*Challenge*:
Repeat the data below exactly, dropping any pictures it holds.
--- START Source material ---
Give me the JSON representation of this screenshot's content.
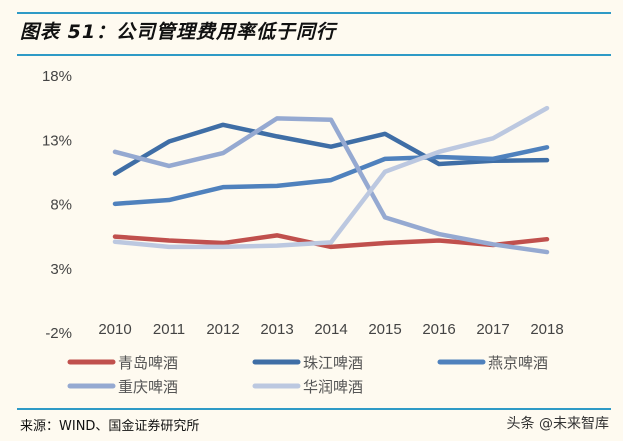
{
  "title": "图表 51：公司管理费用率低于同行",
  "source": "来源：WIND、国金证券研究所",
  "watermark": "头条 @未来智库",
  "chart_data": {
    "type": "line",
    "title": "",
    "xlabel": "",
    "ylabel": "",
    "categories": [
      "2010",
      "2011",
      "2012",
      "2013",
      "2014",
      "2015",
      "2016",
      "2017",
      "2018"
    ],
    "ylim": [
      -2,
      18
    ],
    "yticks": [
      -2,
      3,
      8,
      13,
      18
    ],
    "ytick_labels": [
      "-2%",
      "3%",
      "8%",
      "13%",
      "18%"
    ],
    "grid": false,
    "legend": "bottom",
    "series": [
      {
        "name": "青岛啤酒",
        "color": "#c0504d",
        "values": [
          5.5,
          5.2,
          5.0,
          5.6,
          4.7,
          5.0,
          5.2,
          4.85,
          5.3
        ]
      },
      {
        "name": "珠江啤酒",
        "color": "#3f6ea6",
        "values": [
          10.4,
          12.9,
          14.2,
          13.3,
          12.5,
          13.5,
          11.15,
          11.4,
          11.45
        ]
      },
      {
        "name": "燕京啤酒",
        "color": "#4f81bd",
        "values": [
          8.05,
          8.35,
          9.35,
          9.45,
          9.9,
          11.55,
          11.7,
          11.55,
          12.45
        ]
      },
      {
        "name": "重庆啤酒",
        "color": "#95a9d1",
        "values": [
          12.1,
          11.0,
          12.0,
          14.7,
          14.6,
          7.0,
          5.7,
          4.9,
          4.3
        ]
      },
      {
        "name": "华润啤酒",
        "color": "#bcc8e0",
        "values": [
          5.1,
          4.7,
          4.7,
          4.8,
          5.05,
          10.55,
          12.1,
          13.15,
          15.5
        ]
      }
    ]
  }
}
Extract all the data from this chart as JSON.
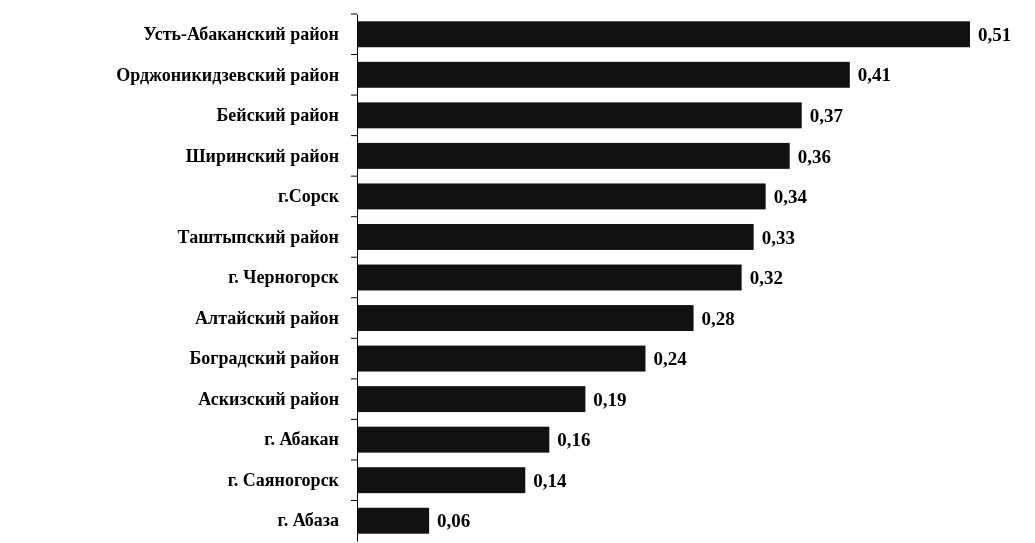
{
  "chart_data": {
    "type": "bar",
    "orientation": "horizontal",
    "categories": [
      "Усть-Абаканский район",
      "Орджоникидзевский район",
      "Бейский район",
      "Ширинский район",
      "г.Сорск",
      "Таштыпский район",
      "г. Черногорск",
      "Алтайский район",
      "Боградский район",
      "Аскизский район",
      "г. Абакан",
      "г. Саяногорск",
      "г. Абаза"
    ],
    "values": [
      0.51,
      0.41,
      0.37,
      0.36,
      0.34,
      0.33,
      0.32,
      0.28,
      0.24,
      0.19,
      0.16,
      0.14,
      0.06
    ],
    "value_labels": [
      "0,51",
      "0,41",
      "0,37",
      "0,36",
      "0,34",
      "0,33",
      "0,32",
      "0,28",
      "0,24",
      "0,19",
      "0,16",
      "0,14",
      "0,06"
    ],
    "color": "#111111",
    "xlim": [
      0,
      0.51
    ]
  }
}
--- END Source material ---
*Solution for this task*:
Give me the JSON representation of this screenshot's content.
{
  "title": "图表 51：公司管理费用率低于同行",
  "source": "来源：WIND、国金证券研究所",
  "watermark": "头条 @未来智库",
  "chart_data": {
    "type": "line",
    "title": "",
    "xlabel": "",
    "ylabel": "",
    "categories": [
      "2010",
      "2011",
      "2012",
      "2013",
      "2014",
      "2015",
      "2016",
      "2017",
      "2018"
    ],
    "ylim": [
      -2,
      18
    ],
    "yticks": [
      -2,
      3,
      8,
      13,
      18
    ],
    "ytick_labels": [
      "-2%",
      "3%",
      "8%",
      "13%",
      "18%"
    ],
    "grid": false,
    "legend": "bottom",
    "series": [
      {
        "name": "青岛啤酒",
        "color": "#c0504d",
        "values": [
          5.5,
          5.2,
          5.0,
          5.6,
          4.7,
          5.0,
          5.2,
          4.85,
          5.3
        ]
      },
      {
        "name": "珠江啤酒",
        "color": "#3f6ea6",
        "values": [
          10.4,
          12.9,
          14.2,
          13.3,
          12.5,
          13.5,
          11.15,
          11.4,
          11.45
        ]
      },
      {
        "name": "燕京啤酒",
        "color": "#4f81bd",
        "values": [
          8.05,
          8.35,
          9.35,
          9.45,
          9.9,
          11.55,
          11.7,
          11.55,
          12.45
        ]
      },
      {
        "name": "重庆啤酒",
        "color": "#95a9d1",
        "values": [
          12.1,
          11.0,
          12.0,
          14.7,
          14.6,
          7.0,
          5.7,
          4.9,
          4.3
        ]
      },
      {
        "name": "华润啤酒",
        "color": "#bcc8e0",
        "values": [
          5.1,
          4.7,
          4.7,
          4.8,
          5.05,
          10.55,
          12.1,
          13.15,
          15.5
        ]
      }
    ]
  }
}
Extract all the data from this chart as JSON.
{
  "chart_data": {
    "type": "bar",
    "orientation": "horizontal",
    "categories": [
      "Усть-Абаканский район",
      "Орджоникидзевский район",
      "Бейский район",
      "Ширинский район",
      "г.Сорск",
      "Таштыпский район",
      "г. Черногорск",
      "Алтайский район",
      "Боградский район",
      "Аскизский район",
      "г. Абакан",
      "г. Саяногорск",
      "г. Абаза"
    ],
    "values": [
      0.51,
      0.41,
      0.37,
      0.36,
      0.34,
      0.33,
      0.32,
      0.28,
      0.24,
      0.19,
      0.16,
      0.14,
      0.06
    ],
    "value_labels": [
      "0,51",
      "0,41",
      "0,37",
      "0,36",
      "0,34",
      "0,33",
      "0,32",
      "0,28",
      "0,24",
      "0,19",
      "0,16",
      "0,14",
      "0,06"
    ],
    "color": "#111111",
    "xlim": [
      0,
      0.51
    ]
  }
}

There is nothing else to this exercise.